GIVEN EXERCISE: Using the records that follow, copy every line containing the word "Benedetto".

[Stored items]
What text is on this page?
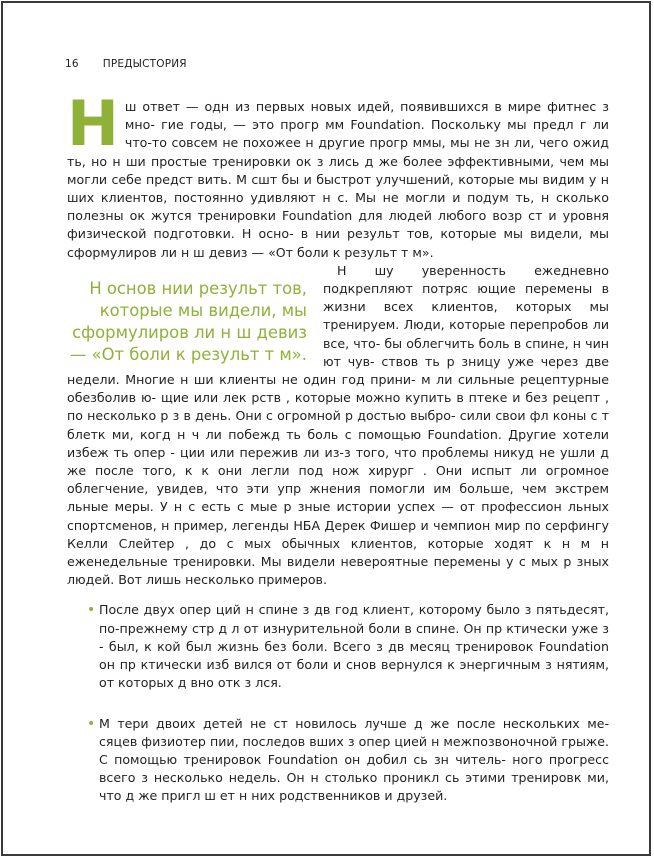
16 ПРЕДЫСТОРИЯ

Нш ответ — одн из первых новых идей, появившихся в мире фитнес з мно- гие годы, — это прогр мм Foundation. Поскольку мы предл г ли что-то совсем не похожее н другие прогр ммы, мы не зн ли, чего ожид ть, но н ши простые тренировки ок з лись д же более эффективными, чем мы могли себе предст вить. М сшт бы и быстрот улучшений, которые мы видим у н ших клиентов, постоянно удивляют н с. Мы не могли и подум ть, н сколько полезны ок жутся тренировки Foundation для людей любого возр ст и уровня физической подготовки. Н осно- в нии результ тов, которые мы видели, мы сформулиров ли н ш девиз — «От боли к результ т м».

Н основ нии результ тов, которые мы видели, мы сформулиров ли н ш девиз — «От боли к результ т м».
Н шу уверенность ежедневно подкрепляют потряс ющие перемены в жизни всех клиентов, которых мы тренируем. Люди, которые перепробов ли все, что- бы облегчить боль в спине, н чин ют чув- ствов ть р зницу уже через две недели. Многие н ши клиенты не один год прини- м ли сильные рецептурные обезболив ю- щие или лек рств , которые можно купить в птеке и без рецепт , по несколько р з в день. Они с огромной р достью выбро- сили свои фл коны с т блетк ми, когд н ч ли побежд ть боль с помощью Foundation. Другие хотели избеж ть опер - ции или пережив ли из-з того, что проблемы никуд не ушли д же после того, к к они легли под нож хирург . Они испыт ли огромное облегчение, увидев, что эти упр жнения помогли им больше, чем экстрем льные меры. У н с есть с мые р зные истории успех — от профессион льных спортсменов, н пример, легенды НБА Дерек Фишер и чемпион мир по серфингу Келли Слейтер , до с мых обычных клиентов, которые ходят к н м н еженедельные тренировки. Мы видели невероятные перемены у с мых р зных людей. Вот лишь несколько примеров.

• После двух опер ций н спине з дв год клиент, которому было з пятьдесят, по-прежнему стр д л от изнурительной боли в спине. Он пр ктически уже з - был, к кой был жизнь без боли. Всего з дв месяц тренировок Foundation он пр ктически изб вился от боли и снов вернулся к энергичным з нятиям, от которых д вно отк з лся.
• М тери двоих детей не ст новилось лучше д же после нескольких ме- сяцев физиотер пии, последов вших з опер цией н межпозвоночной грыже. С помощью тренировок Foundation он добил сь зн читель- ного прогресс всего з несколько недель. Он н столько проникл сь этими тренировк ми, что д же пригл ш ет н них родственников и друзей.
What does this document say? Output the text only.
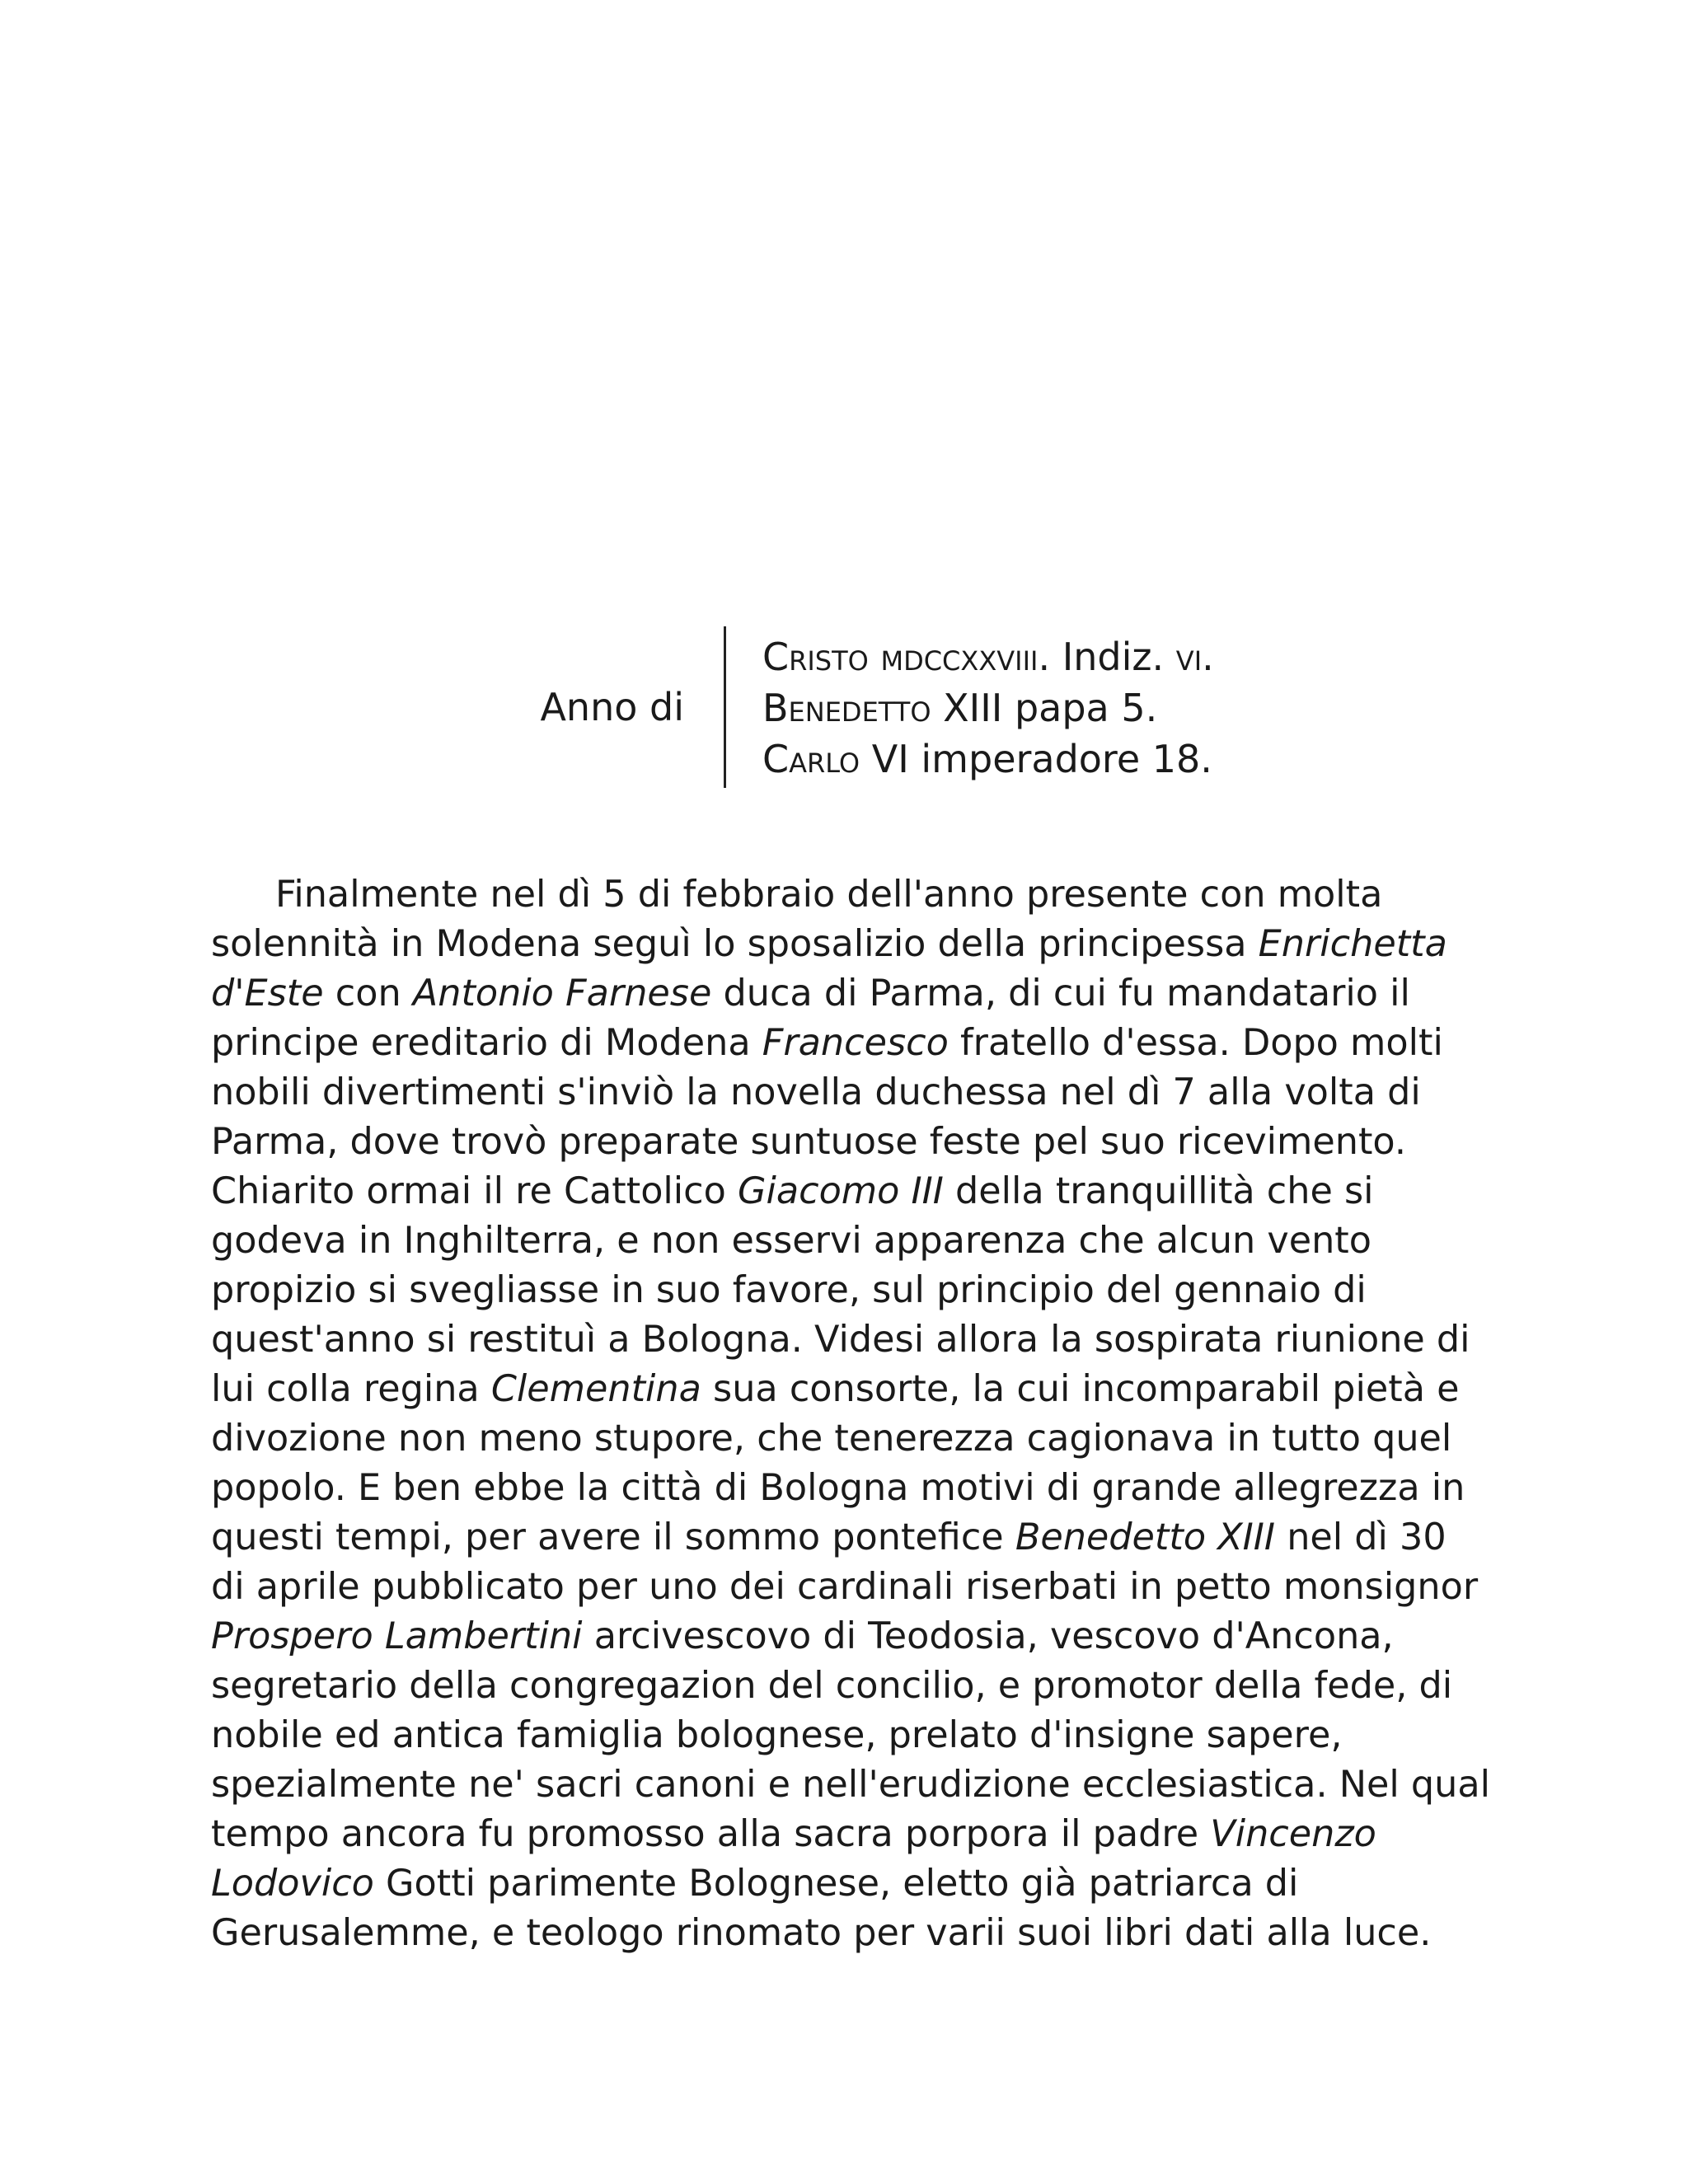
Anno di
Cristo mdccxxviii. Indiz. vi.
Benedetto XIII papa 5.
Carlo VI imperadore 18.

Finalmente nel dì 5 di febbraio dell'anno presente con molta
solennità in Modena seguì lo sposalizio della principessa Enrichetta
d'Este con Antonio Farnese duca di Parma, di cui fu mandatario il
principe ereditario di Modena Francesco fratello d'essa. Dopo molti
nobili divertimenti s'inviò la novella duchessa nel dì 7 alla volta di
Parma, dove trovò preparate suntuose feste pel suo ricevimento.
Chiarito ormai il re Cattolico Giacomo III della tranquillità che si
godeva in Inghilterra, e non esservi apparenza che alcun vento
propizio si svegliasse in suo favore, sul principio del gennaio di
quest'anno si restituì a Bologna. Videsi allora la sospirata riunione di
lui colla regina Clementina sua consorte, la cui incomparabil pietà e
divozione non meno stupore, che tenerezza cagionava in tutto quel
popolo. E ben ebbe la città di Bologna motivi di grande allegrezza in
questi tempi, per avere il sommo pontefice Benedetto XIII nel dì 30
di aprile pubblicato per uno dei cardinali riserbati in petto monsignor
Prospero Lambertini arcivescovo di Teodosia, vescovo d'Ancona,
segretario della congregazion del concilio, e promotor della fede, di
nobile ed antica famiglia bolognese, prelato d'insigne sapere,
spezialmente ne' sacri canoni e nell'erudizione ecclesiastica. Nel qual
tempo ancora fu promosso alla sacra porpora il padre Vincenzo
Lodovico Gotti parimente Bolognese, eletto già patriarca di
Gerusalemme, e teologo rinomato per varii suoi libri dati alla luce.
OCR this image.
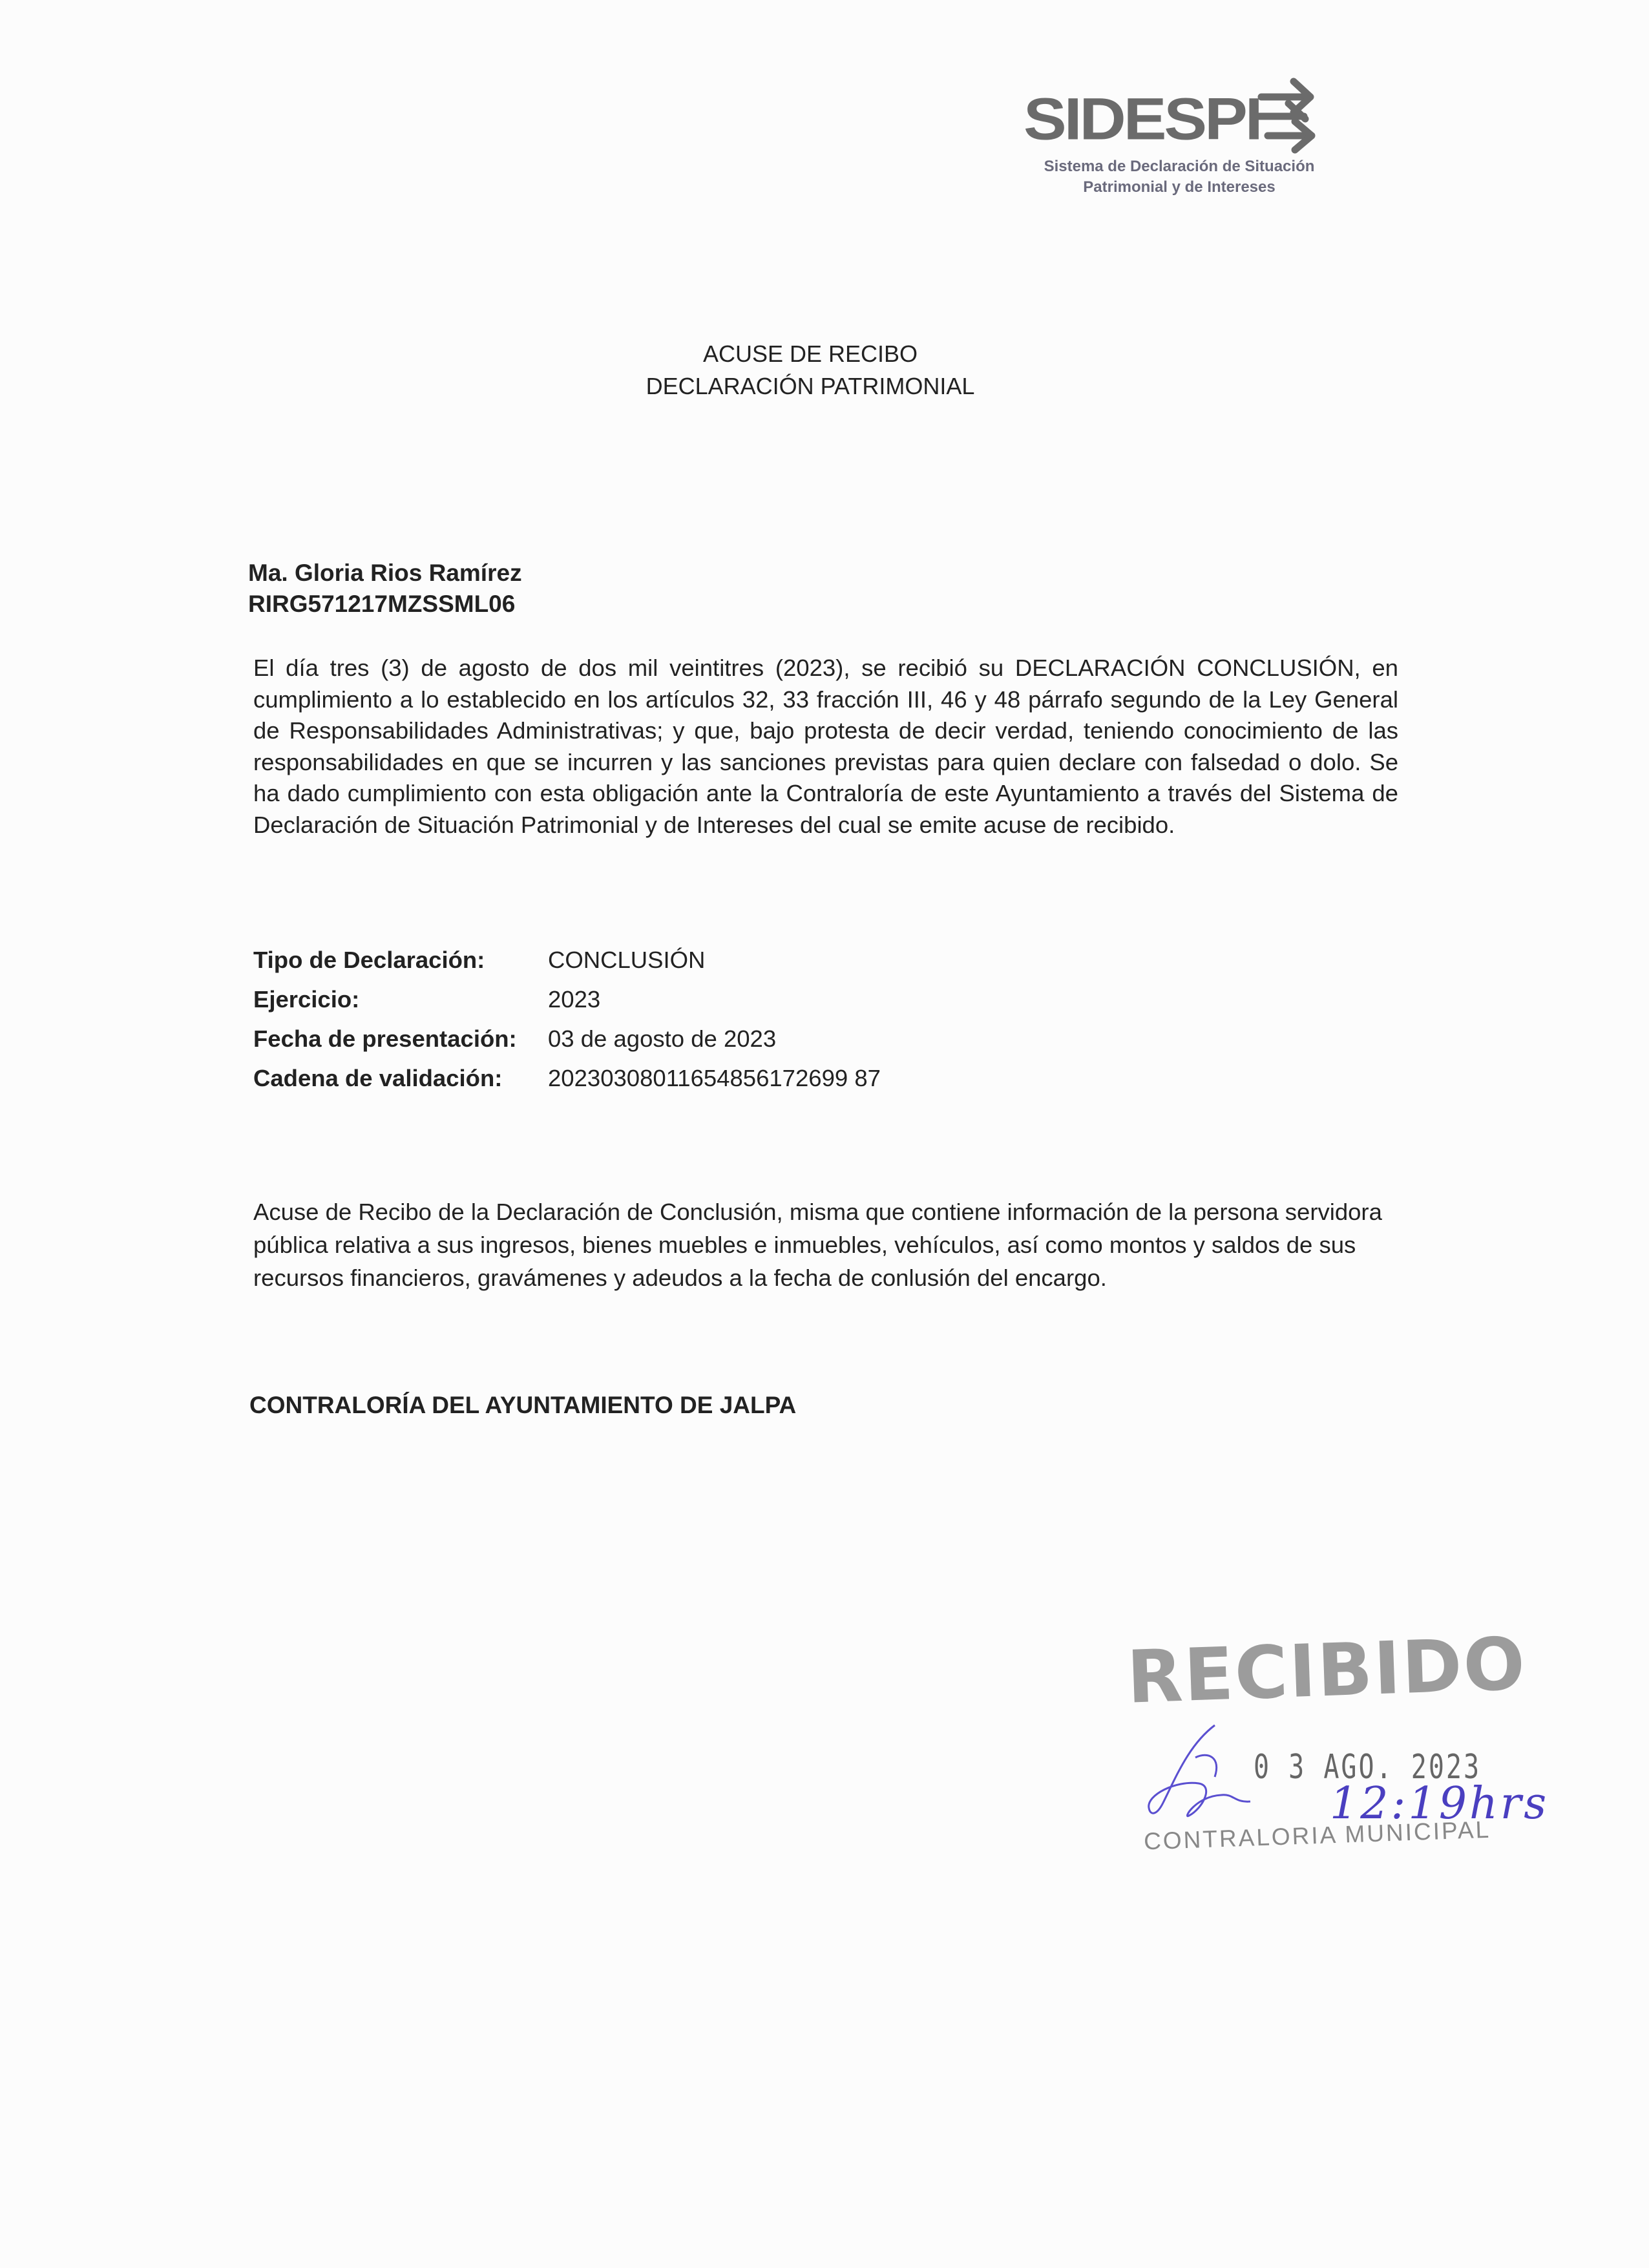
SIDESPI
Sistema de Declaración de Situación
Patrimonial y de Intereses
ACUSE DE RECIBO
DECLARACIÓN PATRIMONIAL
Ma. Gloria Rios Ramírez
RIRG571217MZSSML06
El día tres (3) de agosto de dos mil veintitres (2023), se recibió su DECLARACIÓN CONCLUSIÓN, en cumplimiento a lo establecido en los artículos 32, 33 fracción III, 46 y 48 párrafo segundo de la Ley General de Responsabilidades Administrativas; y que, bajo protesta de decir verdad, teniendo conocimiento de las responsabilidades en que se incurren y las sanciones previstas para quien declare con falsedad o dolo. Se ha dado cumplimiento con esta obligación ante la Contraloría de este Ayuntamiento a través del Sistema de Declaración de Situación Patrimonial y de Intereses del cual se emite acuse de recibido.
Tipo de Declaración:	CONCLUSIÓN
Ejercicio:	2023
Fecha de presentación:	03 de agosto de 2023
Cadena de validación:	20230308011654856172699 87
Acuse de Recibo de la Declaración de Conclusión, misma que contiene información de la persona servidora pública relativa a sus ingresos, bienes muebles e inmuebles, vehículos, así como montos y saldos de sus recursos financieros, gravámenes y adeudos a la fecha de conlusión del encargo.
CONTRALORÍA DEL AYUNTAMIENTO DE JALPA
RECIBIDO
0 3 AGO. 2023
12:19hrs
CONTRALORIA MUNICIPAL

EXPECTED OUTPUT:
Benedetto XIII papa 5.
questi tempi, per avere il sommo pontefice Benedetto XIII nel dì 30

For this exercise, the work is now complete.